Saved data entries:
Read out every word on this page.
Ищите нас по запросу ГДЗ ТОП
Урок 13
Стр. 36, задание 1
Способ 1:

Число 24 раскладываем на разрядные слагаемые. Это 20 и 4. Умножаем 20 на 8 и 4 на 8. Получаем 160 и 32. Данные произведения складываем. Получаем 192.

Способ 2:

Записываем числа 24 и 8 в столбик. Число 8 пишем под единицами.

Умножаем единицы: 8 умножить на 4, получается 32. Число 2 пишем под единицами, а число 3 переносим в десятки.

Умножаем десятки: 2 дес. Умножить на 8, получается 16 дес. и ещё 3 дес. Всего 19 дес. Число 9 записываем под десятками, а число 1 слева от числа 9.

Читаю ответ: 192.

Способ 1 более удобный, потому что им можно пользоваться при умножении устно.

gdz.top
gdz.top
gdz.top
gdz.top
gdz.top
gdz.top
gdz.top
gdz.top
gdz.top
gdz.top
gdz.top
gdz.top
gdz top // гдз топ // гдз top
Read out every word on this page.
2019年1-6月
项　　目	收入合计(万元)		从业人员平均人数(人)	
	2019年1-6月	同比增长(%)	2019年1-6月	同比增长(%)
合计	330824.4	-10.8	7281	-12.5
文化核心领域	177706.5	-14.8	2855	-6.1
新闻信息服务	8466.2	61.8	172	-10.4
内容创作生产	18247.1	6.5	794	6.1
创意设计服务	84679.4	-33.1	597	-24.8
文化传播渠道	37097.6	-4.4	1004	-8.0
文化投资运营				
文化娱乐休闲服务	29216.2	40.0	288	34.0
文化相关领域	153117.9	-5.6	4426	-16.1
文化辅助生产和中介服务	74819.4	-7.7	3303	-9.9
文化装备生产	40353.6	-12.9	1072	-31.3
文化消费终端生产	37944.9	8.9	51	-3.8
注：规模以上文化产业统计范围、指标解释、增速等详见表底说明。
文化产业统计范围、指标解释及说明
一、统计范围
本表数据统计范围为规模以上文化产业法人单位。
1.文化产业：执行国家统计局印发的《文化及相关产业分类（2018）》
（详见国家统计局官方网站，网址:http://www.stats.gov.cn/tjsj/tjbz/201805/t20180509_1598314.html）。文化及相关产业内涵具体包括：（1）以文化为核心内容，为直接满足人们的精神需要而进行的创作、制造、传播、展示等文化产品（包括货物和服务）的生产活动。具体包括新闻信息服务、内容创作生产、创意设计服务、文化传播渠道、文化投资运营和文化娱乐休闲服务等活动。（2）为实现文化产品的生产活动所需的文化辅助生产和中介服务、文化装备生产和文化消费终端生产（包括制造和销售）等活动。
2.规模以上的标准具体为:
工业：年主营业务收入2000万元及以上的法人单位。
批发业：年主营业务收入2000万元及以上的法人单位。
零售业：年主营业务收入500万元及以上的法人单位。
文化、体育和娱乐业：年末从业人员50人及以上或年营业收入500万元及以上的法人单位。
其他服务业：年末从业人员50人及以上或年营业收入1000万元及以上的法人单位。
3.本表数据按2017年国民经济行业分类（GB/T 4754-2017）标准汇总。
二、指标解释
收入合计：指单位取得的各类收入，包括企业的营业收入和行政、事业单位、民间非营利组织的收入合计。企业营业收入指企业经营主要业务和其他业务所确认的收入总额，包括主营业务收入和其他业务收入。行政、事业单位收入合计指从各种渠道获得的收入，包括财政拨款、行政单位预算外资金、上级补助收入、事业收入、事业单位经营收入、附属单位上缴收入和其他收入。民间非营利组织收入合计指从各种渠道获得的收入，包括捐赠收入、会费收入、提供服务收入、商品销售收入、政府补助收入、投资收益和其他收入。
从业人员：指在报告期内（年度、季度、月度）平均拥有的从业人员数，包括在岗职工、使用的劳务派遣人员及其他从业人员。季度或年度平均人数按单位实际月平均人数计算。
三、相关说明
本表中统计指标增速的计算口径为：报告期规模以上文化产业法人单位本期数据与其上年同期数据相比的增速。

» **EXERCISE REQUIREMENTS**
Using the listing above, reproduce each line without omission.

» **REPLY TO THE TASK**
Read out every word on this page.
Ищите нас по запросу ГДЗ ТОП
Урок 13
Стр. 36, задание 1
Способ 1:

Число 24 раскладываем на разрядные слагаемые. Это 20 и 4. Умножаем 20 на 8 и 4 на 8. Получаем 160 и 32. Данные произведения складываем. Получаем 192.

Способ 2:

Записываем числа 24 и 8 в столбик. Число 8 пишем под единицами.

Умножаем единицы: 8 умножить на 4, получается 32. Число 2 пишем под единицами, а число 3 переносим в десятки.

Умножаем десятки: 2 дес. Умножить на 8, получается 16 дес. и ещё 3 дес. Всего 19 дес. Число 9 записываем под десятками, а число 1 слева от числа 9.

Читаю ответ: 192.

Способ 1 более удобный, потому что им можно пользоваться при умножении устно.

gdz.top
gdz.top
gdz.top
gdz.top
gdz.top
gdz.top
gdz.top
gdz.top
gdz.top
gdz.top
gdz.top
gdz.top
gdz top // гдз топ // гдз top
Read out every word on this page.
2019年1-6月
项　　目	收入合计(万元)		从业人员平均人数(人)	
	2019年1-6月	同比增长(%)	2019年1-6月	同比增长(%)
合计	330824.4	-10.8	7281	-12.5
文化核心领域	177706.5	-14.8	2855	-6.1
新闻信息服务	8466.2	61.8	172	-10.4
内容创作生产	18247.1	6.5	794	6.1
创意设计服务	84679.4	-33.1	597	-24.8
文化传播渠道	37097.6	-4.4	1004	-8.0
文化投资运营				
文化娱乐休闲服务	29216.2	40.0	288	34.0
文化相关领域	153117.9	-5.6	4426	-16.1
文化辅助生产和中介服务	74819.4	-7.7	3303	-9.9
文化装备生产	40353.6	-12.9	1072	-31.3
文化消费终端生产	37944.9	8.9	51	-3.8
注：规模以上文化产业统计范围、指标解释、增速等详见表底说明。
文化产业统计范围、指标解释及说明
一、统计范围
本表数据统计范围为规模以上文化产业法人单位。
1.文化产业：执行国家统计局印发的《文化及相关产业分类（2018）》
（详见国家统计局官方网站，网址:http://www.stats.gov.cn/tjsj/tjbz/201805/t20180509_1598314.html）。文化及相关产业内涵具体包括：（1）以文化为核心内容，为直接满足人们的精神需要而进行的创作、制造、传播、展示等文化产品（包括货物和服务）的生产活动。具体包括新闻信息服务、内容创作生产、创意设计服务、文化传播渠道、文化投资运营和文化娱乐休闲服务等活动。（2）为实现文化产品的生产活动所需的文化辅助生产和中介服务、文化装备生产和文化消费终端生产（包括制造和销售）等活动。
2.规模以上的标准具体为:
工业：年主营业务收入2000万元及以上的法人单位。
批发业：年主营业务收入2000万元及以上的法人单位。
零售业：年主营业务收入500万元及以上的法人单位。
文化、体育和娱乐业：年末从业人员50人及以上或年营业收入500万元及以上的法人单位。
其他服务业：年末从业人员50人及以上或年营业收入1000万元及以上的法人单位。
3.本表数据按2017年国民经济行业分类（GB/T 4754-2017）标准汇总。
二、指标解释
收入合计：指单位取得的各类收入，包括企业的营业收入和行政、事业单位、民间非营利组织的收入合计。企业营业收入指企业经营主要业务和其他业务所确认的收入总额，包括主营业务收入和其他业务收入。行政、事业单位收入合计指从各种渠道获得的收入，包括财政拨款、行政单位预算外资金、上级补助收入、事业收入、事业单位经营收入、附属单位上缴收入和其他收入。民间非营利组织收入合计指从各种渠道获得的收入，包括捐赠收入、会费收入、提供服务收入、商品销售收入、政府补助收入、投资收益和其他收入。
从业人员：指在报告期内（年度、季度、月度）平均拥有的从业人员数，包括在岗职工、使用的劳务派遣人员及其他从业人员。季度或年度平均人数按单位实际月平均人数计算。
三、相关说明
本表中统计指标增速的计算口径为：报告期规模以上文化产业法人单位本期数据与其上年同期数据相比的增速。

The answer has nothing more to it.